-- START --

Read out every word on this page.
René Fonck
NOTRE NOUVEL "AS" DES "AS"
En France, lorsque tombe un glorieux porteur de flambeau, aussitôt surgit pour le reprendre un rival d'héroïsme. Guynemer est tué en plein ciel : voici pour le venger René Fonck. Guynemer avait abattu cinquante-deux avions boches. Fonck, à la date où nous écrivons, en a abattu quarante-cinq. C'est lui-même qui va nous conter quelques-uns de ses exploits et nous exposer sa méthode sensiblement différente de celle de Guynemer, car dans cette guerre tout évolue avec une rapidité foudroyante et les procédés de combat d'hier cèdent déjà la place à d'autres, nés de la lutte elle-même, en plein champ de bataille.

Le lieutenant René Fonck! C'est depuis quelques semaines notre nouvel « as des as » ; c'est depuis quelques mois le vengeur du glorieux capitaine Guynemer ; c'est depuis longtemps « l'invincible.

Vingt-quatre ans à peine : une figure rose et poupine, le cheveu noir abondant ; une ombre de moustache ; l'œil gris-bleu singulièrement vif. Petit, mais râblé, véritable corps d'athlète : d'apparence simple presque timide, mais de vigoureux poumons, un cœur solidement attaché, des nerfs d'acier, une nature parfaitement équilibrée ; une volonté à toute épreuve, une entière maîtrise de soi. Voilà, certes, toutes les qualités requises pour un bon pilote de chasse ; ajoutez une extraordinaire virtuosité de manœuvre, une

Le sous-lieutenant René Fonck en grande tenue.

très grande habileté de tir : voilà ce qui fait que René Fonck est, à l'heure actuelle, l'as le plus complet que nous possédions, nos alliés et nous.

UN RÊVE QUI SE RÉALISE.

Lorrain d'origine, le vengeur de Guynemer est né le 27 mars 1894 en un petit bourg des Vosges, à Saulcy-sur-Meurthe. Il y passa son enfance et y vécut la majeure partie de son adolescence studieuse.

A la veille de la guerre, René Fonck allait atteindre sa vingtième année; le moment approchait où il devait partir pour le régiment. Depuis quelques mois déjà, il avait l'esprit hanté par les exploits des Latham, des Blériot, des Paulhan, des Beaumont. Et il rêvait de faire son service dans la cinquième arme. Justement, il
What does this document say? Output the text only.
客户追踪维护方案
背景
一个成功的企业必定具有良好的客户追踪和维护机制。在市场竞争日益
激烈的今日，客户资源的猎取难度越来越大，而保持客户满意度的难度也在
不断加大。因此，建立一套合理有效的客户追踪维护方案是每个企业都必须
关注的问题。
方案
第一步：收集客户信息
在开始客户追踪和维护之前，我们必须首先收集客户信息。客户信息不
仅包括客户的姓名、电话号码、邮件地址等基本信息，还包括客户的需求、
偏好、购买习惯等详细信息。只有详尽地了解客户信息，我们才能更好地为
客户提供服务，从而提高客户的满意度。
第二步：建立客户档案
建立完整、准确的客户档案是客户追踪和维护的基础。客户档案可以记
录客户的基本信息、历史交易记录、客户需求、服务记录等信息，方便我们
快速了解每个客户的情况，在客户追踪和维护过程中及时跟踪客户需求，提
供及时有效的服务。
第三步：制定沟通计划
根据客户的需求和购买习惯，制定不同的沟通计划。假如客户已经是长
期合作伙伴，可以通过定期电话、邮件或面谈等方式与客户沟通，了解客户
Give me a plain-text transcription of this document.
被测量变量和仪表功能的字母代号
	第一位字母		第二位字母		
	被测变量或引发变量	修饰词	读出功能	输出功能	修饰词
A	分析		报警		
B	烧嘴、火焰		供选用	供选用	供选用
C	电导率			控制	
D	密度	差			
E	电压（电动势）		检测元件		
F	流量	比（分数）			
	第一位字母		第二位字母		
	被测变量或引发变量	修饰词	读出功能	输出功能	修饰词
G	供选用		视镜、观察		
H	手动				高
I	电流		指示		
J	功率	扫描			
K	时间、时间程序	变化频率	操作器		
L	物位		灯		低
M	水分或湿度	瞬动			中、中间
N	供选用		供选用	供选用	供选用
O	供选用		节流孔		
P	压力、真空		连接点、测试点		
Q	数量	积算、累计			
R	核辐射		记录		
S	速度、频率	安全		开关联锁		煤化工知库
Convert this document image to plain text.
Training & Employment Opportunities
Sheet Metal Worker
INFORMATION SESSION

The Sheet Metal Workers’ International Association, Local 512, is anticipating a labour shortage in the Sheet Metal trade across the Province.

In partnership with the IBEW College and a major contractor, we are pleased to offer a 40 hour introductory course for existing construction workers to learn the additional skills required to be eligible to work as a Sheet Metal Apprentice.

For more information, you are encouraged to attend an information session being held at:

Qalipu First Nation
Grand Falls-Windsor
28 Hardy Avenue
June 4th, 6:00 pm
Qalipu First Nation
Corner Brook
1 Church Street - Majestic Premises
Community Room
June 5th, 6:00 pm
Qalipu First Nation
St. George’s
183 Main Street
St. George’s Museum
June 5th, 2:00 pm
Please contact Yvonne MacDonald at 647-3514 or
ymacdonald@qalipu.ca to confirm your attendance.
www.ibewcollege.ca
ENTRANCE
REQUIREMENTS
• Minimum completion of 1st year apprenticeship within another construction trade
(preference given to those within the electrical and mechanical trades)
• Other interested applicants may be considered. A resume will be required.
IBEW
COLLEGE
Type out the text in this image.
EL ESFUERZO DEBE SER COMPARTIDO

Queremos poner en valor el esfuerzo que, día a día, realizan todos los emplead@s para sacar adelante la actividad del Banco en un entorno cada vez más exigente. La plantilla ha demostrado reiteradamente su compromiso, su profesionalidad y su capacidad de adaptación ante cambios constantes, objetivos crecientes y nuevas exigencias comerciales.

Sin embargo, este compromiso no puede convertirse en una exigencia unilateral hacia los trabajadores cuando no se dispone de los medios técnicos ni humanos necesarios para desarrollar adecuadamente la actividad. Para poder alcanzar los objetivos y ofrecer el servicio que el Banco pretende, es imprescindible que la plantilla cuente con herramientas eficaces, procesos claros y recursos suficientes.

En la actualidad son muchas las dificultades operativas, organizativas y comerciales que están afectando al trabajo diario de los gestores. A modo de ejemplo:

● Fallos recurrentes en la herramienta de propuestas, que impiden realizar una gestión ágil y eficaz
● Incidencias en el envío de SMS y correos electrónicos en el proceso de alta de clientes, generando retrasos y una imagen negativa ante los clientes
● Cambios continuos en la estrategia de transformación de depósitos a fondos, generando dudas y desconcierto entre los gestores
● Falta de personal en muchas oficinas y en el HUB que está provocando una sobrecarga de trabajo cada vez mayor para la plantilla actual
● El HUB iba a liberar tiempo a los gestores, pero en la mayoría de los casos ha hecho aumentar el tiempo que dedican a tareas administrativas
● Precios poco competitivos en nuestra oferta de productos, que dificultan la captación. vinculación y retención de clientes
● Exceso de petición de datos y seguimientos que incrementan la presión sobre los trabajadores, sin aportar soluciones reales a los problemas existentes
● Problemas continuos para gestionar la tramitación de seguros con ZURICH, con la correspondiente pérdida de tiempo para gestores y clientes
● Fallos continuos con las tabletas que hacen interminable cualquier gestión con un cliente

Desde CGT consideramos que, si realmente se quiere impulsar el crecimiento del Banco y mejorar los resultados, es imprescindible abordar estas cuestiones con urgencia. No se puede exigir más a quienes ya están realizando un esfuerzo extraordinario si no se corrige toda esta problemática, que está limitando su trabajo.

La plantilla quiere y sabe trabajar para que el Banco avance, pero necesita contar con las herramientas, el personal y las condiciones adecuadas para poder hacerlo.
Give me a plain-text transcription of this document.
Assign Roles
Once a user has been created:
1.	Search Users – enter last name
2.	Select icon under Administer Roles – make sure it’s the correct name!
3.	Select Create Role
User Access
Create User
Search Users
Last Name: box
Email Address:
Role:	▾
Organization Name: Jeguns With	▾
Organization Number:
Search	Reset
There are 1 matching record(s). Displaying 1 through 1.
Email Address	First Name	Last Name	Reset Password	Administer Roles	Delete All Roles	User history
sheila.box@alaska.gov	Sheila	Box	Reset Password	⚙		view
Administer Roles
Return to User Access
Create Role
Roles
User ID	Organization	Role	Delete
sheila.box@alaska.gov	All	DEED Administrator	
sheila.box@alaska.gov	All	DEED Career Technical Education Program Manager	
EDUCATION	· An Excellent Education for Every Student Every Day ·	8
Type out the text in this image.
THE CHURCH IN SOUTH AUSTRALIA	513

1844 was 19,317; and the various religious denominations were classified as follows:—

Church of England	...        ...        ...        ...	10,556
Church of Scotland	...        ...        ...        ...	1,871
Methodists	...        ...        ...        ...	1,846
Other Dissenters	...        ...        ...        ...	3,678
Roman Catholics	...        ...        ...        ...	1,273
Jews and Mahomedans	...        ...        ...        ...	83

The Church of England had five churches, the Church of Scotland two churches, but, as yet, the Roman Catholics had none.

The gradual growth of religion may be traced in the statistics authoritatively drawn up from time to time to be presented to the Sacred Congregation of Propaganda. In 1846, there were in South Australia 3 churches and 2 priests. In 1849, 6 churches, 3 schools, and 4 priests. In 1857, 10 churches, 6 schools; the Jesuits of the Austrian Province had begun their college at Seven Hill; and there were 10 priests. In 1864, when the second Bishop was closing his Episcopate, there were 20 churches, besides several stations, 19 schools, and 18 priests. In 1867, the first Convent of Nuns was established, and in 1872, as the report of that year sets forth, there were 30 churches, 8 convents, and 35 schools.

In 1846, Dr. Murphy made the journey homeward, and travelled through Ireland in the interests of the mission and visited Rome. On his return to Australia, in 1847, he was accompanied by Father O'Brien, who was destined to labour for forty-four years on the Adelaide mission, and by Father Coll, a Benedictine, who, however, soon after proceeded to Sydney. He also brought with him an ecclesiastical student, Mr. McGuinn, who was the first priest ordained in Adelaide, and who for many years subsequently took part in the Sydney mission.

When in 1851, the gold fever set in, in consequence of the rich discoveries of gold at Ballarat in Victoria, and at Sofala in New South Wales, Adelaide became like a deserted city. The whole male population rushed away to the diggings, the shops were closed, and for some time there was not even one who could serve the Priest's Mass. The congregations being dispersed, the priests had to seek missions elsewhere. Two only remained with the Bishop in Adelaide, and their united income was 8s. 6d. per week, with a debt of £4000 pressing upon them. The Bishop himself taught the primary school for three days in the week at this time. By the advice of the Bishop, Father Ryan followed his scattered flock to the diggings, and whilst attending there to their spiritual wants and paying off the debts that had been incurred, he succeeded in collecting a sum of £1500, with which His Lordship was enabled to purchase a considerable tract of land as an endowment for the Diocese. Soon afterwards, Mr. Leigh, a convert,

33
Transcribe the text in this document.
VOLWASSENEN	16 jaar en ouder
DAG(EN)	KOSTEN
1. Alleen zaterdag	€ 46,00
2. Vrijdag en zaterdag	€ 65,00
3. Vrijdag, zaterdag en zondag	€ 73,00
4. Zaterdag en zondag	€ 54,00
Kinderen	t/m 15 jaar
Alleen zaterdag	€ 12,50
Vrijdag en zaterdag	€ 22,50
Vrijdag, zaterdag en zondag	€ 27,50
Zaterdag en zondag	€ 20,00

-- END --

▶ _Problem details_
Gather each line from the listing above that holds "poder".

▶ _Result for this task_
Sin embargo, este compromiso no puede convertirse en una exigencia unilateral hacia los trabajadores cuando no se dispone de los medios técnicos ni humanos necesarios para desarrollar adecuadamente la actividad. Para poder alcanzar los objetivos y ofrecer el servicio que el Banco pretende, es imprescindible que la plantilla cuente con herramientas eficaces, procesos claros y recursos suficientes.
La plantilla quiere y sabe trabajar para que el Banco avance, pero necesita contar con las herramientas, el personal y las condiciones adecuadas para poder hacerlo.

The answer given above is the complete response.